• Task objective:
Please transcribe the data below exactly. Leave the pictures out.

• Supplied records:
━━━━━━
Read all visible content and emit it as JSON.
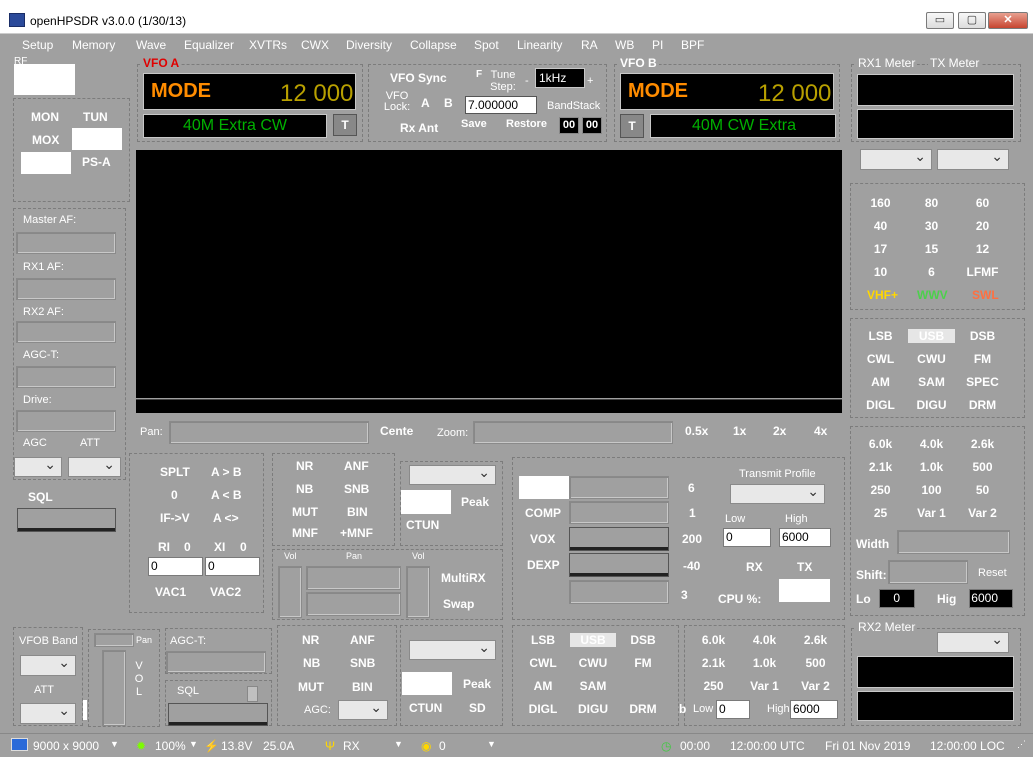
{
  "window": {
    "title": "openHPSDR v3.0.0 (1/30/13)",
    "min": "▭",
    "max": "▢",
    "close": "✕"
  },
  "menu": [
    "Setup",
    "Memory",
    "Wave",
    "Equalizer",
    "XVTRs",
    "CWX",
    "Diversity",
    "Collapse",
    "Spot",
    "Linearity",
    "RA",
    "WB",
    "PI",
    "BPF"
  ],
  "left": {
    "rf_label": "RF",
    "mon": "MON",
    "tun": "TUN",
    "mox": "MOX",
    "psa": "PS-A",
    "master_af": "Master AF:",
    "rx1_af": "RX1 AF:",
    "rx2_af": "RX2 AF:",
    "agc_t": "AGC-T:",
    "drive": "Drive:",
    "agc": "AGC",
    "att": "ATT",
    "sql": "SQL"
  },
  "vfoa": {
    "label": "VFO A",
    "mode": "MODE",
    "freq": "12 000",
    "band": "40M Extra CW",
    "t": "T"
  },
  "vfob": {
    "label": "VFO B",
    "mode": "MODE",
    "freq": "12 000",
    "band": "40M CW Extra",
    "t": "T"
  },
  "center": {
    "vfo_sync": "VFO Sync",
    "f": "F",
    "tune_step": "Tune Step:",
    "minus": "-",
    "plus": "+",
    "step": "1kHz",
    "vfo_lock": "VFO Lock:",
    "a": "A",
    "b": "B",
    "freq_value": "7.000000",
    "bandstack": "BandStack",
    "rx_ant": "Rx Ant",
    "save": "Save",
    "restore": "Restore",
    "bs1": "00",
    "bs2": "00"
  },
  "meters": {
    "rx1": "RX1 Meter",
    "tx": "TX Meter",
    "rx2": "RX2 Meter"
  },
  "bands": [
    "160",
    "80",
    "60",
    "40",
    "30",
    "20",
    "17",
    "15",
    "12",
    "10",
    "6",
    "LFMF"
  ],
  "bands_special": [
    {
      "l": "VHF+",
      "c": "#ffd700"
    },
    {
      "l": "WWV",
      "c": "#4cd04c"
    },
    {
      "l": "SWL",
      "c": "#ff7040"
    }
  ],
  "modes": [
    "LSB",
    "USB",
    "DSB",
    "CWL",
    "CWU",
    "FM",
    "AM",
    "SAM",
    "SPEC",
    "DIGL",
    "DIGU",
    "DRM"
  ],
  "filters": [
    "6.0k",
    "4.0k",
    "2.6k",
    "2.1k",
    "1.0k",
    "500",
    "250",
    "100",
    "50",
    "25",
    "Var 1",
    "Var 2"
  ],
  "filter_ctrl": {
    "width": "Width",
    "shift": "Shift:",
    "reset": "Reset",
    "lo": "Lo",
    "lo_val": "0",
    "hig": "Hig",
    "hig_val": "6000"
  },
  "pan": {
    "pan": "Pan:",
    "center": "Cente",
    "zoom": "Zoom:",
    "z1": "0.5x",
    "z2": "1x",
    "z3": "2x",
    "z4": "4x"
  },
  "vfo_ctrl": {
    "splt": "SPLT",
    "atob": "A > B",
    "zero": "0",
    "btoa": "A < B",
    "ifv": "IF->V",
    "aswap": "A <>",
    "ri": "RI",
    "ri_v": "0",
    "xi": "XI",
    "xi_v": "0",
    "ri_in": "0",
    "xi_in": "0",
    "vac1": "VAC1",
    "vac2": "VAC2"
  },
  "dsp1": {
    "nr": "NR",
    "anf": "ANF",
    "nb": "NB",
    "snb": "SNB",
    "mut": "MUT",
    "bin": "BIN",
    "mnf": "MNF",
    "pmnf": "+MNF"
  },
  "peak1": {
    "peak": "Peak",
    "ctun": "CTUN"
  },
  "mix": {
    "vol": "Vol",
    "pan": "Pan",
    "vol2": "Vol",
    "multirx": "MultiRX",
    "swap": "Swap"
  },
  "tx": {
    "comp": "COMP",
    "vox": "VOX",
    "dexp": "DEXP",
    "n6": "6",
    "n1": "1",
    "n200": "200",
    "nm40": "-40",
    "n3": "3",
    "profile": "Transmit Profile",
    "low": "Low",
    "high": "High",
    "low_v": "0",
    "high_v": "6000",
    "rx": "RX",
    "tx": "TX",
    "cpu": "CPU %:"
  },
  "rx2": {
    "vfob_band": "VFOB Band",
    "att": "ATT",
    "pan": "Pan",
    "vol": "V O L",
    "agc_t": "AGC-T:",
    "sql": "SQL",
    "nr": "NR",
    "anf": "ANF",
    "nb": "NB",
    "snb": "SNB",
    "mut": "MUT",
    "bin": "BIN",
    "agc": "AGC:",
    "peak": "Peak",
    "ctun": "CTUN",
    "sd": "SD"
  },
  "modes2": [
    "LSB",
    "USB",
    "DSB",
    "CWL",
    "CWU",
    "FM",
    "AM",
    "SAM",
    "",
    "DIGL",
    "DIGU",
    "DRM"
  ],
  "filters2": [
    "6.0k",
    "4.0k",
    "2.6k",
    "2.1k",
    "1.0k",
    "500",
    "250",
    "Var 1",
    "Var 2"
  ],
  "filter2_ctrl": {
    "b": "b",
    "low": "Low",
    "low_v": "0",
    "high": "High",
    "high_v": "6000"
  },
  "status": {
    "res": "9000 x 9000",
    "pct": "100%",
    "volt": "13.8V",
    "amp": "25.0A",
    "rx": "RX",
    "rxn": "0",
    "time1": "00:00",
    "utc": "12:00:00 UTC",
    "date": "Fri 01 Nov 2019",
    "loc": "12:00:00 LOC"
  }
}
━━━━━━
• Task output:
Read all visible content and emit it as JSON.
{
  "window": {
    "title": "openHPSDR v3.0.0 (1/30/13)",
    "min": "▭",
    "max": "▢",
    "close": "✕"
  },
  "menu": [
    "Setup",
    "Memory",
    "Wave",
    "Equalizer",
    "XVTRs",
    "CWX",
    "Diversity",
    "Collapse",
    "Spot",
    "Linearity",
    "RA",
    "WB",
    "PI",
    "BPF"
  ],
  "left": {
    "rf_label": "RF",
    "mon": "MON",
    "tun": "TUN",
    "mox": "MOX",
    "psa": "PS-A",
    "master_af": "Master AF:",
    "rx1_af": "RX1 AF:",
    "rx2_af": "RX2 AF:",
    "agc_t": "AGC-T:",
    "drive": "Drive:",
    "agc": "AGC",
    "att": "ATT",
    "sql": "SQL"
  },
  "vfoa": {
    "label": "VFO A",
    "mode": "MODE",
    "freq": "12 000",
    "band": "40M Extra CW",
    "t": "T"
  },
  "vfob": {
    "label": "VFO B",
    "mode": "MODE",
    "freq": "12 000",
    "band": "40M CW Extra",
    "t": "T"
  },
  "center": {
    "vfo_sync": "VFO Sync",
    "f": "F",
    "tune_step": "Tune Step:",
    "minus": "-",
    "plus": "+",
    "step": "1kHz",
    "vfo_lock": "VFO Lock:",
    "a": "A",
    "b": "B",
    "freq_value": "7.000000",
    "bandstack": "BandStack",
    "rx_ant": "Rx Ant",
    "save": "Save",
    "restore": "Restore",
    "bs1": "00",
    "bs2": "00"
  },
  "meters": {
    "rx1": "RX1 Meter",
    "tx": "TX Meter",
    "rx2": "RX2 Meter"
  },
  "bands": [
    "160",
    "80",
    "60",
    "40",
    "30",
    "20",
    "17",
    "15",
    "12",
    "10",
    "6",
    "LFMF"
  ],
  "bands_special": [
    {
      "l": "VHF+",
      "c": "#ffd700"
    },
    {
      "l": "WWV",
      "c": "#4cd04c"
    },
    {
      "l": "SWL",
      "c": "#ff7040"
    }
  ],
  "modes": [
    "LSB",
    "USB",
    "DSB",
    "CWL",
    "CWU",
    "FM",
    "AM",
    "SAM",
    "SPEC",
    "DIGL",
    "DIGU",
    "DRM"
  ],
  "filters": [
    "6.0k",
    "4.0k",
    "2.6k",
    "2.1k",
    "1.0k",
    "500",
    "250",
    "100",
    "50",
    "25",
    "Var 1",
    "Var 2"
  ],
  "filter_ctrl": {
    "width": "Width",
    "shift": "Shift:",
    "reset": "Reset",
    "lo": "Lo",
    "lo_val": "0",
    "hig": "Hig",
    "hig_val": "6000"
  },
  "pan": {
    "pan": "Pan:",
    "center": "Cente",
    "zoom": "Zoom:",
    "z1": "0.5x",
    "z2": "1x",
    "z3": "2x",
    "z4": "4x"
  },
  "vfo_ctrl": {
    "splt": "SPLT",
    "atob": "A > B",
    "zero": "0",
    "btoa": "A < B",
    "ifv": "IF->V",
    "aswap": "A <>",
    "ri": "RI",
    "ri_v": "0",
    "xi": "XI",
    "xi_v": "0",
    "ri_in": "0",
    "xi_in": "0",
    "vac1": "VAC1",
    "vac2": "VAC2"
  },
  "dsp1": {
    "nr": "NR",
    "anf": "ANF",
    "nb": "NB",
    "snb": "SNB",
    "mut": "MUT",
    "bin": "BIN",
    "mnf": "MNF",
    "pmnf": "+MNF"
  },
  "peak1": {
    "peak": "Peak",
    "ctun": "CTUN"
  },
  "mix": {
    "vol": "Vol",
    "pan": "Pan",
    "vol2": "Vol",
    "multirx": "MultiRX",
    "swap": "Swap"
  },
  "tx": {
    "comp": "COMP",
    "vox": "VOX",
    "dexp": "DEXP",
    "n6": "6",
    "n1": "1",
    "n200": "200",
    "nm40": "-40",
    "n3": "3",
    "profile": "Transmit Profile",
    "low": "Low",
    "high": "High",
    "low_v": "0",
    "high_v": "6000",
    "rx": "RX",
    "tx": "TX",
    "cpu": "CPU %:"
  },
  "rx2": {
    "vfob_band": "VFOB Band",
    "att": "ATT",
    "pan": "Pan",
    "vol": "V O L",
    "agc_t": "AGC-T:",
    "sql": "SQL",
    "nr": "NR",
    "anf": "ANF",
    "nb": "NB",
    "snb": "SNB",
    "mut": "MUT",
    "bin": "BIN",
    "agc": "AGC:",
    "peak": "Peak",
    "ctun": "CTUN",
    "sd": "SD"
  },
  "modes2": [
    "LSB",
    "USB",
    "DSB",
    "CWL",
    "CWU",
    "FM",
    "AM",
    "SAM",
    "",
    "DIGL",
    "DIGU",
    "DRM"
  ],
  "filters2": [
    "6.0k",
    "4.0k",
    "2.6k",
    "2.1k",
    "1.0k",
    "500",
    "250",
    "Var 1",
    "Var 2"
  ],
  "filter2_ctrl": {
    "b": "b",
    "low": "Low",
    "low_v": "0",
    "high": "High",
    "high_v": "6000"
  },
  "status": {
    "res": "9000 x 9000",
    "pct": "100%",
    "volt": "13.8V",
    "amp": "25.0A",
    "rx": "RX",
    "rxn": "0",
    "time1": "00:00",
    "utc": "12:00:00 UTC",
    "date": "Fri 01 Nov 2019",
    "loc": "12:00:00 LOC"
  }
}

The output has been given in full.